BEGIN INPUT FOR THIS TASK

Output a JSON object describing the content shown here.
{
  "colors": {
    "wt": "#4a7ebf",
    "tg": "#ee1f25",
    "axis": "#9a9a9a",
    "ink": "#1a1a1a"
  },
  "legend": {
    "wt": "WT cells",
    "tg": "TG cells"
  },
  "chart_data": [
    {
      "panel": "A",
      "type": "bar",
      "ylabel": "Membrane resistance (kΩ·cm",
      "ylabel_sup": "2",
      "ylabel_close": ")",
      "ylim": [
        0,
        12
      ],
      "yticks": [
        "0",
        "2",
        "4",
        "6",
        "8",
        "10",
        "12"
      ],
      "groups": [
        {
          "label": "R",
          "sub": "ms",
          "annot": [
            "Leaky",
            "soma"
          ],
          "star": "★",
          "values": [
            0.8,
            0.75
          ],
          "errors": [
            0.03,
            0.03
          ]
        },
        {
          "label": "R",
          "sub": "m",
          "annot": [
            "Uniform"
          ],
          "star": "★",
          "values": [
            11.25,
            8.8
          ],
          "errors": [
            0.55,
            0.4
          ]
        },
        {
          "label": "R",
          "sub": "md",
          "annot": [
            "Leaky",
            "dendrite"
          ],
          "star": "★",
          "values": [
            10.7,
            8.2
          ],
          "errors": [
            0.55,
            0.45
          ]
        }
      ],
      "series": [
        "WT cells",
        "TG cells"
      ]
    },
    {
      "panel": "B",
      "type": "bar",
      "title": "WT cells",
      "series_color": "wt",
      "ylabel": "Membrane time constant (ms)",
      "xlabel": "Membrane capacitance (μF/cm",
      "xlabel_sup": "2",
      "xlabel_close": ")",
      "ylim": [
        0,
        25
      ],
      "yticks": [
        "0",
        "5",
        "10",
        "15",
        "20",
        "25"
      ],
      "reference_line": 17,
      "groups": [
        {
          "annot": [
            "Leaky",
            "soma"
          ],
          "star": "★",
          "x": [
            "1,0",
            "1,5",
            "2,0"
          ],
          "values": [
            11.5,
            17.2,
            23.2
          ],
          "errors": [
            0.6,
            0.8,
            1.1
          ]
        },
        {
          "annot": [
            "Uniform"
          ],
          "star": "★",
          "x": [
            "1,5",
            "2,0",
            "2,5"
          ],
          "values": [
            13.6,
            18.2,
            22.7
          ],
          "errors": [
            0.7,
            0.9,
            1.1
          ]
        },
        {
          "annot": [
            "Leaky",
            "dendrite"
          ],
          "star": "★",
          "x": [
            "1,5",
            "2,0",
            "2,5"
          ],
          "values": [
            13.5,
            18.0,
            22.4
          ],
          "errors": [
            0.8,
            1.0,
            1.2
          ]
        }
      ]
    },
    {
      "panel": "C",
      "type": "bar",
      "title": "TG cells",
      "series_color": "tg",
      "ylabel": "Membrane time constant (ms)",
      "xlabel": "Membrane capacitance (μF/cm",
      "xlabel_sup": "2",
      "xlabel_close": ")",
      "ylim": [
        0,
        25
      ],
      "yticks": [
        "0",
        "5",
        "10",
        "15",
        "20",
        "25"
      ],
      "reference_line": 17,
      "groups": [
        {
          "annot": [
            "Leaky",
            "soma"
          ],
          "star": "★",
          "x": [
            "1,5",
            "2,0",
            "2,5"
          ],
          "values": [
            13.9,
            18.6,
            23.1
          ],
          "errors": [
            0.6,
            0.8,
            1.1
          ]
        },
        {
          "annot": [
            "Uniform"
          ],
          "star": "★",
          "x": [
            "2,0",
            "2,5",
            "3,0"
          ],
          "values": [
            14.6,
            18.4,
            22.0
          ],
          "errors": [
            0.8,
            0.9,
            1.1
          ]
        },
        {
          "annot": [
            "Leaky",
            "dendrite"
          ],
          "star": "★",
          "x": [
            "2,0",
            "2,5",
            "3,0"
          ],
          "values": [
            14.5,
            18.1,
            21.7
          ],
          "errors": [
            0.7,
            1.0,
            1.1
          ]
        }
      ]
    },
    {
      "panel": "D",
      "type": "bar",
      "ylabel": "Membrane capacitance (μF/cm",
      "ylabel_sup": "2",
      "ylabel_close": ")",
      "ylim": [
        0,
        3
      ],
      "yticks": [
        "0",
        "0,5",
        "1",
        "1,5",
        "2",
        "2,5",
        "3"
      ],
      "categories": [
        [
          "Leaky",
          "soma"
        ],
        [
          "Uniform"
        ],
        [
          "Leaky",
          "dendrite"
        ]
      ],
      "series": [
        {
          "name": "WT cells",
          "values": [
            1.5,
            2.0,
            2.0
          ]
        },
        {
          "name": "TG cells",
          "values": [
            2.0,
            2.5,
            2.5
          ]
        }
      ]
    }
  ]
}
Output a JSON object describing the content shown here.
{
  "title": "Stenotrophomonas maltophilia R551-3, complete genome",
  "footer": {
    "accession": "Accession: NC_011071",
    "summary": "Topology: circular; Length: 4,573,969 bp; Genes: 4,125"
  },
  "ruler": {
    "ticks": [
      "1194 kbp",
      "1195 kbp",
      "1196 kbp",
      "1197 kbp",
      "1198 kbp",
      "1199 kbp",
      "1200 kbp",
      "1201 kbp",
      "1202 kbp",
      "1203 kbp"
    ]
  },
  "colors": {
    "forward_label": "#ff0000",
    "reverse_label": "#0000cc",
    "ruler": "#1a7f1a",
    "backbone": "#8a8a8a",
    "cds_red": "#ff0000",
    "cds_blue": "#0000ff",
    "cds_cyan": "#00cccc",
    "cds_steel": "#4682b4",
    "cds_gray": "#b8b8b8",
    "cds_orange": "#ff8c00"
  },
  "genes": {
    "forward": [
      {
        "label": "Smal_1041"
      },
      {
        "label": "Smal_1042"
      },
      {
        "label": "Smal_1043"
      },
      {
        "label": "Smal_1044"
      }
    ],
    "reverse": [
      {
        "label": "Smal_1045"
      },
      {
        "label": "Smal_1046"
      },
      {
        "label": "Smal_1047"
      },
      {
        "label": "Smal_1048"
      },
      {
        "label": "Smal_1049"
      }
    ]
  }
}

END INPUT FOR THIS TASK

◆ WHAT YOU HAVE TO DO ◆
Print out the whole of the material above exactly.

◆ YOUR RESPONSE ◆
Output a JSON object describing the content shown here.
{
  "colors": {
    "wt": "#4a7ebf",
    "tg": "#ee1f25",
    "axis": "#9a9a9a",
    "ink": "#1a1a1a"
  },
  "legend": {
    "wt": "WT cells",
    "tg": "TG cells"
  },
  "chart_data": [
    {
      "panel": "A",
      "type": "bar",
      "ylabel": "Membrane resistance (kΩ·cm",
      "ylabel_sup": "2",
      "ylabel_close": ")",
      "ylim": [
        0,
        12
      ],
      "yticks": [
        "0",
        "2",
        "4",
        "6",
        "8",
        "10",
        "12"
      ],
      "groups": [
        {
          "label": "R",
          "sub": "ms",
          "annot": [
            "Leaky",
            "soma"
          ],
          "star": "★",
          "values": [
            0.8,
            0.75
          ],
          "errors": [
            0.03,
            0.03
          ]
        },
        {
          "label": "R",
          "sub": "m",
          "annot": [
            "Uniform"
          ],
          "star": "★",
          "values": [
            11.25,
            8.8
          ],
          "errors": [
            0.55,
            0.4
          ]
        },
        {
          "label": "R",
          "sub": "md",
          "annot": [
            "Leaky",
            "dendrite"
          ],
          "star": "★",
          "values": [
            10.7,
            8.2
          ],
          "errors": [
            0.55,
            0.45
          ]
        }
      ],
      "series": [
        "WT cells",
        "TG cells"
      ]
    },
    {
      "panel": "B",
      "type": "bar",
      "title": "WT cells",
      "series_color": "wt",
      "ylabel": "Membrane time constant (ms)",
      "xlabel": "Membrane capacitance (μF/cm",
      "xlabel_sup": "2",
      "xlabel_close": ")",
      "ylim": [
        0,
        25
      ],
      "yticks": [
        "0",
        "5",
        "10",
        "15",
        "20",
        "25"
      ],
      "reference_line": 17,
      "groups": [
        {
          "annot": [
            "Leaky",
            "soma"
          ],
          "star": "★",
          "x": [
            "1,0",
            "1,5",
            "2,0"
          ],
          "values": [
            11.5,
            17.2,
            23.2
          ],
          "errors": [
            0.6,
            0.8,
            1.1
          ]
        },
        {
          "annot": [
            "Uniform"
          ],
          "star": "★",
          "x": [
            "1,5",
            "2,0",
            "2,5"
          ],
          "values": [
            13.6,
            18.2,
            22.7
          ],
          "errors": [
            0.7,
            0.9,
            1.1
          ]
        },
        {
          "annot": [
            "Leaky",
            "dendrite"
          ],
          "star": "★",
          "x": [
            "1,5",
            "2,0",
            "2,5"
          ],
          "values": [
            13.5,
            18.0,
            22.4
          ],
          "errors": [
            0.8,
            1.0,
            1.2
          ]
        }
      ]
    },
    {
      "panel": "C",
      "type": "bar",
      "title": "TG cells",
      "series_color": "tg",
      "ylabel": "Membrane time constant (ms)",
      "xlabel": "Membrane capacitance (μF/cm",
      "xlabel_sup": "2",
      "xlabel_close": ")",
      "ylim": [
        0,
        25
      ],
      "yticks": [
        "0",
        "5",
        "10",
        "15",
        "20",
        "25"
      ],
      "reference_line": 17,
      "groups": [
        {
          "annot": [
            "Leaky",
            "soma"
          ],
          "star": "★",
          "x": [
            "1,5",
            "2,0",
            "2,5"
          ],
          "values": [
            13.9,
            18.6,
            23.1
          ],
          "errors": [
            0.6,
            0.8,
            1.1
          ]
        },
        {
          "annot": [
            "Uniform"
          ],
          "star": "★",
          "x": [
            "2,0",
            "2,5",
            "3,0"
          ],
          "values": [
            14.6,
            18.4,
            22.0
          ],
          "errors": [
            0.8,
            0.9,
            1.1
          ]
        },
        {
          "annot": [
            "Leaky",
            "dendrite"
          ],
          "star": "★",
          "x": [
            "2,0",
            "2,5",
            "3,0"
          ],
          "values": [
            14.5,
            18.1,
            21.7
          ],
          "errors": [
            0.7,
            1.0,
            1.1
          ]
        }
      ]
    },
    {
      "panel": "D",
      "type": "bar",
      "ylabel": "Membrane capacitance (μF/cm",
      "ylabel_sup": "2",
      "ylabel_close": ")",
      "ylim": [
        0,
        3
      ],
      "yticks": [
        "0",
        "0,5",
        "1",
        "1,5",
        "2",
        "2,5",
        "3"
      ],
      "categories": [
        [
          "Leaky",
          "soma"
        ],
        [
          "Uniform"
        ],
        [
          "Leaky",
          "dendrite"
        ]
      ],
      "series": [
        {
          "name": "WT cells",
          "values": [
            1.5,
            2.0,
            2.0
          ]
        },
        {
          "name": "TG cells",
          "values": [
            2.0,
            2.5,
            2.5
          ]
        }
      ]
    }
  ]
}
Output a JSON object describing the content shown here.
{
  "title": "Stenotrophomonas maltophilia R551-3, complete genome",
  "footer": {
    "accession": "Accession: NC_011071",
    "summary": "Topology: circular; Length: 4,573,969 bp; Genes: 4,125"
  },
  "ruler": {
    "ticks": [
      "1194 kbp",
      "1195 kbp",
      "1196 kbp",
      "1197 kbp",
      "1198 kbp",
      "1199 kbp",
      "1200 kbp",
      "1201 kbp",
      "1202 kbp",
      "1203 kbp"
    ]
  },
  "colors": {
    "forward_label": "#ff0000",
    "reverse_label": "#0000cc",
    "ruler": "#1a7f1a",
    "backbone": "#8a8a8a",
    "cds_red": "#ff0000",
    "cds_blue": "#0000ff",
    "cds_cyan": "#00cccc",
    "cds_steel": "#4682b4",
    "cds_gray": "#b8b8b8",
    "cds_orange": "#ff8c00"
  },
  "genes": {
    "forward": [
      {
        "label": "Smal_1041"
      },
      {
        "label": "Smal_1042"
      },
      {
        "label": "Smal_1043"
      },
      {
        "label": "Smal_1044"
      }
    ],
    "reverse": [
      {
        "label": "Smal_1045"
      },
      {
        "label": "Smal_1046"
      },
      {
        "label": "Smal_1047"
      },
      {
        "label": "Smal_1048"
      },
      {
        "label": "Smal_1049"
      }
    ]
  }
}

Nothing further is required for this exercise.